> Set problem: Search the material below for the word "八王之乱" and copy every line in which it occurs.
-- Start of Record excerpts --
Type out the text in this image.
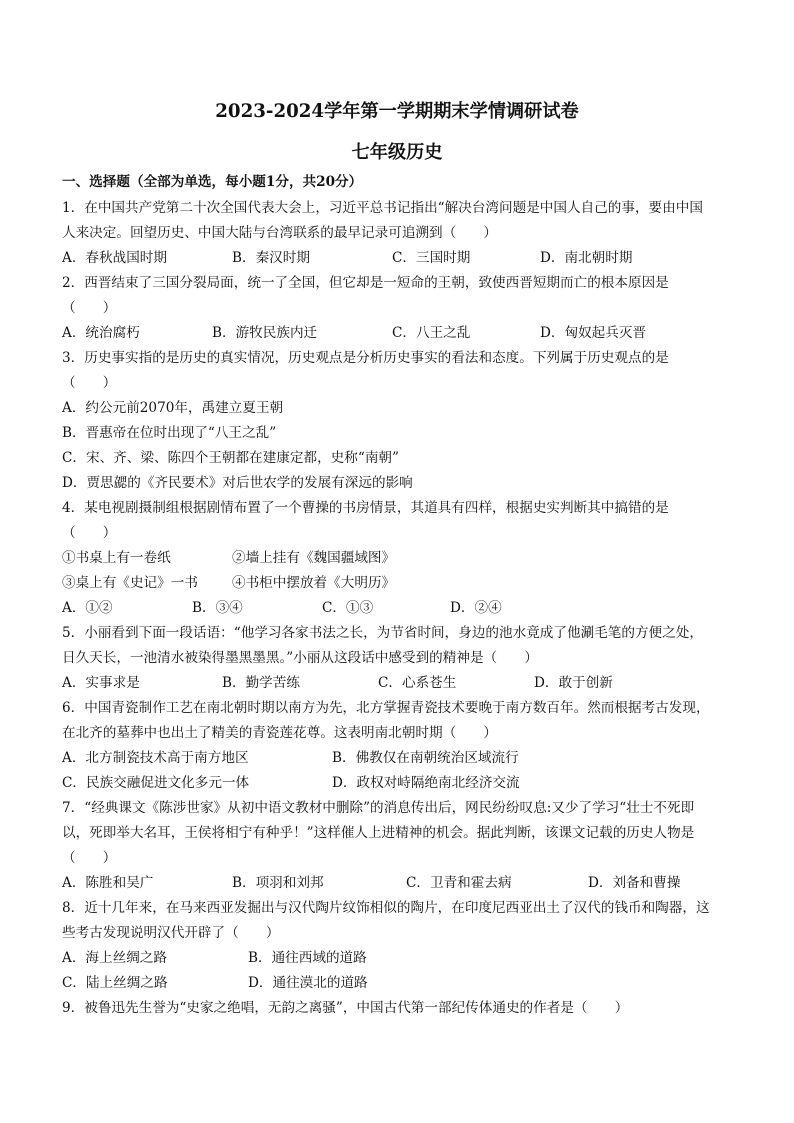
2023-2024学年第一学期期末学情调研试卷
七年级历史
一、选择题（全部为单选，每小题1分，共20分）
1．在中国共产党第二十次全国代表大会上，习近平总书记指出“解决台湾问题是中国人自己的事，要由中国
人来决定。回望历史、中国大陆与台湾联系的最早记录可追溯到（　　）
A．春秋战国时期	B．秦汉时期	C．三国时期	D．南北朝时期
2．西晋结束了三国分裂局面，统一了全国，但它却是一短命的王朝，致使西晋短期而亡的根本原因是
（　　）
A．统治腐朽	B．游牧民族内迁	C．八王之乱	D．匈奴起兵灭晋
3．历史事实指的是历史的真实情况，历史观点是分析历史事实的看法和态度。下列属于历史观点的是
（　　）
A．约公元前2070年，禹建立夏王朝
B．晋惠帝在位时出现了“八王之乱”
C．宋、齐、梁、陈四个王朝都在建康定都，史称“南朝”
D．贾思勰的《齐民要术》对后世农学的发展有深远的影响
4．某电视剧摄制组根据剧情布置了一个曹操的书房情景，其道具有四样，根据史实判断其中搞错的是
（　　）
①书桌上有一卷纸	②墙上挂有《魏国疆域图》
③桌上有《史记》一书	④书柜中摆放着《大明历》
A．①②	B．③④	C．①③	D．②④
5．小丽看到下面一段话语：“他学习各家书法之长，为节省时间，身边的池水竟成了他涮毛笔的方便之处，
日久天长，一池清水被染得墨黑墨黑。”小丽从这段话中感受到的精神是（　　）
A．实事求是	B．勤学苦练	C．心系苍生	D．敢于创新
6．中国青瓷制作工艺在南北朝时期以南方为先，北方掌握青瓷技术要晚于南方数百年。然而根据考古发现，
在北齐的墓葬中也出土了精美的青瓷莲花尊。这表明南北朝时期（　　）
A．北方制瓷技术高于南方地区	B．佛教仅在南朝统治区域流行
C．民族交融促进文化多元一体	D．政权对峙隔绝南北经济交流
7．“经典课文《陈涉世家》从初中语文教材中删除”的消息传出后，网民纷纷叹息:又少了学习“壮士不死即
以，死即举大名耳，王侯将相宁有种乎！”这样催人上进精神的机会。据此判断，该课文记载的历史人物是
（　　）
A．陈胜和吴广	B．项羽和刘邦	C．卫青和霍去病	D．刘备和曹操
8．近十几年来，在马来西亚发掘出与汉代陶片纹饰相似的陶片，在印度尼西亚出土了汉代的钱币和陶器，这
些考古发现说明汉代开辟了（　　）
A．海上丝绸之路	B．通往西域的道路
C．陆上丝绸之路	D．通往漠北的道路
9．被鲁迅先生誉为“史家之绝唱，无韵之离骚”，中国古代第一部纪传体通史的作者是（　　）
-- End of Record excerpts --
> Response:
A．统治腐朽	B．游牧民族内迁	C．八王之乱	D．匈奴起兵灭晋
B．晋惠帝在位时出现了“八王之乱”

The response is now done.